What is expected: Output each entry exactly; skip nothing.
++++
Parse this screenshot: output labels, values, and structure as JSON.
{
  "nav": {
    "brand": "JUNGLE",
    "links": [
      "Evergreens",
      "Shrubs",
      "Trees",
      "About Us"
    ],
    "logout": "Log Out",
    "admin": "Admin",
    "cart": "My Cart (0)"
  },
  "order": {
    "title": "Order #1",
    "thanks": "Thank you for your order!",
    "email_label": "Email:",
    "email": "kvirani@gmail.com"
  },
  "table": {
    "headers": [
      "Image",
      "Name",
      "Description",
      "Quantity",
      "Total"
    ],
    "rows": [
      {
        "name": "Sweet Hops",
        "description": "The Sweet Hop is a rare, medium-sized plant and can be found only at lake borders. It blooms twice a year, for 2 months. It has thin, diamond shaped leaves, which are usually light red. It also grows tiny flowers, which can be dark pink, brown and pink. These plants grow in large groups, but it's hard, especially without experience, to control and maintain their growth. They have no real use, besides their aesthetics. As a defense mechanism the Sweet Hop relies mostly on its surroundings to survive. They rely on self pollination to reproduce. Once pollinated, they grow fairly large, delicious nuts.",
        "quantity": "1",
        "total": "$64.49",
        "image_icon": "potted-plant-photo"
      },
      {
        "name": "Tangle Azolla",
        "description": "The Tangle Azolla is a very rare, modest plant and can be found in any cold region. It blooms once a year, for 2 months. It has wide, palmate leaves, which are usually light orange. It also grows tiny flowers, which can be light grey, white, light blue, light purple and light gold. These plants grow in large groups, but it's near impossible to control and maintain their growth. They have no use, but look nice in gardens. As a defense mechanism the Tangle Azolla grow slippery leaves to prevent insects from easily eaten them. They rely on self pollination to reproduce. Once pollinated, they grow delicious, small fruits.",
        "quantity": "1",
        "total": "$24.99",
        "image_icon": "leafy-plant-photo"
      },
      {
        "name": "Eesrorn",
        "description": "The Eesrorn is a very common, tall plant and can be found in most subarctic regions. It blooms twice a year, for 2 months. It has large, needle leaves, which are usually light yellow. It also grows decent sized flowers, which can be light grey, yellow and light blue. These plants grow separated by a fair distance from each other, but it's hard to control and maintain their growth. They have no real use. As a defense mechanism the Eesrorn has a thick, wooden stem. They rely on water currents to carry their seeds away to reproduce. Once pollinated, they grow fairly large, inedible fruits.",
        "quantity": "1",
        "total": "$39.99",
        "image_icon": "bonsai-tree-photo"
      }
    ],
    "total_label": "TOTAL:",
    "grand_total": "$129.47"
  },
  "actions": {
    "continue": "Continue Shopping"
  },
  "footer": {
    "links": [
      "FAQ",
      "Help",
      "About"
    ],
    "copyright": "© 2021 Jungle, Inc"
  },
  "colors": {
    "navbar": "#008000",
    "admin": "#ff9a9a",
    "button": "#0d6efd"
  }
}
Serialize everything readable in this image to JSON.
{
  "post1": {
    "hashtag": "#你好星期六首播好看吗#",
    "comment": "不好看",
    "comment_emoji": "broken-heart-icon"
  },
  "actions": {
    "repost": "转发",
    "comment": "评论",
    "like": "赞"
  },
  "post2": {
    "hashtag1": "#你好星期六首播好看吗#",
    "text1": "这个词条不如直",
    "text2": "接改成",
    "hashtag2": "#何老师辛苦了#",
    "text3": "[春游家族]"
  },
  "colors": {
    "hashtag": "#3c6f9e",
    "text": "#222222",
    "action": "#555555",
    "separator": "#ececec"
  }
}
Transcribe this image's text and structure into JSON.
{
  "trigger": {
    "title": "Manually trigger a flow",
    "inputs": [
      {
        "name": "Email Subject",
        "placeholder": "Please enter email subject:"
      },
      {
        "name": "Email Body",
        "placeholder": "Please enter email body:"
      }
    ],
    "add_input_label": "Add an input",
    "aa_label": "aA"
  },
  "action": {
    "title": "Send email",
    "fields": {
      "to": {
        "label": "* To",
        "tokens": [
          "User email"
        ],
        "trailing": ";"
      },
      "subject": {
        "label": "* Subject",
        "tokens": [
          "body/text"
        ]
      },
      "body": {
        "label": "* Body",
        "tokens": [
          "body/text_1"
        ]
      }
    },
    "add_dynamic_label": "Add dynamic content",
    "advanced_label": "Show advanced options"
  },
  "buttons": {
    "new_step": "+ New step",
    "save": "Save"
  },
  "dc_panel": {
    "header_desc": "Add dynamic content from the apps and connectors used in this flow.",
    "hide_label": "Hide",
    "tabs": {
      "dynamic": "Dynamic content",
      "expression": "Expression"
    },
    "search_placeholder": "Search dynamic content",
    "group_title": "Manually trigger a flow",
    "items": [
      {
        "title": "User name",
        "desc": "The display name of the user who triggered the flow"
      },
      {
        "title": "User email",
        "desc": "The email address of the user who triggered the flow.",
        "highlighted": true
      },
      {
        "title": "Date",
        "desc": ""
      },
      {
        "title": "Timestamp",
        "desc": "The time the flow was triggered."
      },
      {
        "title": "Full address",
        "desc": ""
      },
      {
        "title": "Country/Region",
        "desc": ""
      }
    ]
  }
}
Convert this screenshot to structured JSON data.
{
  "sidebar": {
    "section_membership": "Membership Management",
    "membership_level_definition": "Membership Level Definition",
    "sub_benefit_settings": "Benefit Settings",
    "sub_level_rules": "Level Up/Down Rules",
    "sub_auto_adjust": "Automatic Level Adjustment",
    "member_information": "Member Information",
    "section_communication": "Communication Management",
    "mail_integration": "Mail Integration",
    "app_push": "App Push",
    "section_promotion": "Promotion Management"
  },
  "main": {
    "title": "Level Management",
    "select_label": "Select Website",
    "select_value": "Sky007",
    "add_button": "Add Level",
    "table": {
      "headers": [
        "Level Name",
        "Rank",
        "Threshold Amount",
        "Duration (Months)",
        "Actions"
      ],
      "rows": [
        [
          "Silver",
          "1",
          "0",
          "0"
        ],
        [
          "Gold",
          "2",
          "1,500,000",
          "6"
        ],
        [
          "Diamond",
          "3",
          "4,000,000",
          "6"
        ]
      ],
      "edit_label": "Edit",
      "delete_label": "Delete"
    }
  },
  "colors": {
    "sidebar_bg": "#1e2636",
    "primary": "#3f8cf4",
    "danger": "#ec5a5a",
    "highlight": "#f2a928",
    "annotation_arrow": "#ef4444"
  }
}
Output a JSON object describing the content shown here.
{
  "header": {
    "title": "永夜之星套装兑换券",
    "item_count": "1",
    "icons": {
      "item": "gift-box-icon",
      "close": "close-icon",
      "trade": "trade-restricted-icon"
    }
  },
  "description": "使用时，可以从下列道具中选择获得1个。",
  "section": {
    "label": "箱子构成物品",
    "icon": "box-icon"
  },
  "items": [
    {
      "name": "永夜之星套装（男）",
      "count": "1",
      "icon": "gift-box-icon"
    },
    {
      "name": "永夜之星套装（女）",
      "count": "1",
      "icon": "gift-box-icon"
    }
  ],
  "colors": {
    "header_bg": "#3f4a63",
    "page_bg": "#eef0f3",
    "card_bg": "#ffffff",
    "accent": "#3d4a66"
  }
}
++++
Final result:
Parse this screenshot: output labels, values, and structure as JSON.
{
  "nav": {
    "brand": "JUNGLE",
    "links": [
      "Evergreens",
      "Shrubs",
      "Trees",
      "About Us"
    ],
    "logout": "Log Out",
    "admin": "Admin",
    "cart": "My Cart (0)"
  },
  "order": {
    "title": "Order #1",
    "thanks": "Thank you for your order!",
    "email_label": "Email:",
    "email": "kvirani@gmail.com"
  },
  "table": {
    "headers": [
      "Image",
      "Name",
      "Description",
      "Quantity",
      "Total"
    ],
    "rows": [
      {
        "name": "Sweet Hops",
        "description": "The Sweet Hop is a rare, medium-sized plant and can be found only at lake borders. It blooms twice a year, for 2 months. It has thin, diamond shaped leaves, which are usually light red. It also grows tiny flowers, which can be dark pink, brown and pink. These plants grow in large groups, but it's hard, especially without experience, to control and maintain their growth. They have no real use, besides their aesthetics. As a defense mechanism the Sweet Hop relies mostly on its surroundings to survive. They rely on self pollination to reproduce. Once pollinated, they grow fairly large, delicious nuts.",
        "quantity": "1",
        "total": "$64.49",
        "image_icon": "potted-plant-photo"
      },
      {
        "name": "Tangle Azolla",
        "description": "The Tangle Azolla is a very rare, modest plant and can be found in any cold region. It blooms once a year, for 2 months. It has wide, palmate leaves, which are usually light orange. It also grows tiny flowers, which can be light grey, white, light blue, light purple and light gold. These plants grow in large groups, but it's near impossible to control and maintain their growth. They have no use, but look nice in gardens. As a defense mechanism the Tangle Azolla grow slippery leaves to prevent insects from easily eaten them. They rely on self pollination to reproduce. Once pollinated, they grow delicious, small fruits.",
        "quantity": "1",
        "total": "$24.99",
        "image_icon": "leafy-plant-photo"
      },
      {
        "name": "Eesrorn",
        "description": "The Eesrorn is a very common, tall plant and can be found in most subarctic regions. It blooms twice a year, for 2 months. It has large, needle leaves, which are usually light yellow. It also grows decent sized flowers, which can be light grey, yellow and light blue. These plants grow separated by a fair distance from each other, but it's hard to control and maintain their growth. They have no real use. As a defense mechanism the Eesrorn has a thick, wooden stem. They rely on water currents to carry their seeds away to reproduce. Once pollinated, they grow fairly large, inedible fruits.",
        "quantity": "1",
        "total": "$39.99",
        "image_icon": "bonsai-tree-photo"
      }
    ],
    "total_label": "TOTAL:",
    "grand_total": "$129.47"
  },
  "actions": {
    "continue": "Continue Shopping"
  },
  "footer": {
    "links": [
      "FAQ",
      "Help",
      "About"
    ],
    "copyright": "© 2021 Jungle, Inc"
  },
  "colors": {
    "navbar": "#008000",
    "admin": "#ff9a9a",
    "button": "#0d6efd"
  }
}
Serialize everything readable in this image to JSON.
{
  "post1": {
    "hashtag": "#你好星期六首播好看吗#",
    "comment": "不好看",
    "comment_emoji": "broken-heart-icon"
  },
  "actions": {
    "repost": "转发",
    "comment": "评论",
    "like": "赞"
  },
  "post2": {
    "hashtag1": "#你好星期六首播好看吗#",
    "text1": "这个词条不如直",
    "text2": "接改成",
    "hashtag2": "#何老师辛苦了#",
    "text3": "[春游家族]"
  },
  "colors": {
    "hashtag": "#3c6f9e",
    "text": "#222222",
    "action": "#555555",
    "separator": "#ececec"
  }
}
Transcribe this image's text and structure into JSON.
{
  "trigger": {
    "title": "Manually trigger a flow",
    "inputs": [
      {
        "name": "Email Subject",
        "placeholder": "Please enter email subject:"
      },
      {
        "name": "Email Body",
        "placeholder": "Please enter email body:"
      }
    ],
    "add_input_label": "Add an input",
    "aa_label": "aA"
  },
  "action": {
    "title": "Send email",
    "fields": {
      "to": {
        "label": "* To",
        "tokens": [
          "User email"
        ],
        "trailing": ";"
      },
      "subject": {
        "label": "* Subject",
        "tokens": [
          "body/text"
        ]
      },
      "body": {
        "label": "* Body",
        "tokens": [
          "body/text_1"
        ]
      }
    },
    "add_dynamic_label": "Add dynamic content",
    "advanced_label": "Show advanced options"
  },
  "buttons": {
    "new_step": "+ New step",
    "save": "Save"
  },
  "dc_panel": {
    "header_desc": "Add dynamic content from the apps and connectors used in this flow.",
    "hide_label": "Hide",
    "tabs": {
      "dynamic": "Dynamic content",
      "expression": "Expression"
    },
    "search_placeholder": "Search dynamic content",
    "group_title": "Manually trigger a flow",
    "items": [
      {
        "title": "User name",
        "desc": "The display name of the user who triggered the flow"
      },
      {
        "title": "User email",
        "desc": "The email address of the user who triggered the flow.",
        "highlighted": true
      },
      {
        "title": "Date",
        "desc": ""
      },
      {
        "title": "Timestamp",
        "desc": "The time the flow was triggered."
      },
      {
        "title": "Full address",
        "desc": ""
      },
      {
        "title": "Country/Region",
        "desc": ""
      }
    ]
  }
}
Convert this screenshot to structured JSON data.
{
  "sidebar": {
    "section_membership": "Membership Management",
    "membership_level_definition": "Membership Level Definition",
    "sub_benefit_settings": "Benefit Settings",
    "sub_level_rules": "Level Up/Down Rules",
    "sub_auto_adjust": "Automatic Level Adjustment",
    "member_information": "Member Information",
    "section_communication": "Communication Management",
    "mail_integration": "Mail Integration",
    "app_push": "App Push",
    "section_promotion": "Promotion Management"
  },
  "main": {
    "title": "Level Management",
    "select_label": "Select Website",
    "select_value": "Sky007",
    "add_button": "Add Level",
    "table": {
      "headers": [
        "Level Name",
        "Rank",
        "Threshold Amount",
        "Duration (Months)",
        "Actions"
      ],
      "rows": [
        [
          "Silver",
          "1",
          "0",
          "0"
        ],
        [
          "Gold",
          "2",
          "1,500,000",
          "6"
        ],
        [
          "Diamond",
          "3",
          "4,000,000",
          "6"
        ]
      ],
      "edit_label": "Edit",
      "delete_label": "Delete"
    }
  },
  "colors": {
    "sidebar_bg": "#1e2636",
    "primary": "#3f8cf4",
    "danger": "#ec5a5a",
    "highlight": "#f2a928",
    "annotation_arrow": "#ef4444"
  }
}
Output a JSON object describing the content shown here.
{
  "header": {
    "title": "永夜之星套装兑换券",
    "item_count": "1",
    "icons": {
      "item": "gift-box-icon",
      "close": "close-icon",
      "trade": "trade-restricted-icon"
    }
  },
  "description": "使用时，可以从下列道具中选择获得1个。",
  "section": {
    "label": "箱子构成物品",
    "icon": "box-icon"
  },
  "items": [
    {
      "name": "永夜之星套装（男）",
      "count": "1",
      "icon": "gift-box-icon"
    },
    {
      "name": "永夜之星套装（女）",
      "count": "1",
      "icon": "gift-box-icon"
    }
  ],
  "colors": {
    "header_bg": "#3f4a63",
    "page_bg": "#eef0f3",
    "card_bg": "#ffffff",
    "accent": "#3d4a66"
  }
}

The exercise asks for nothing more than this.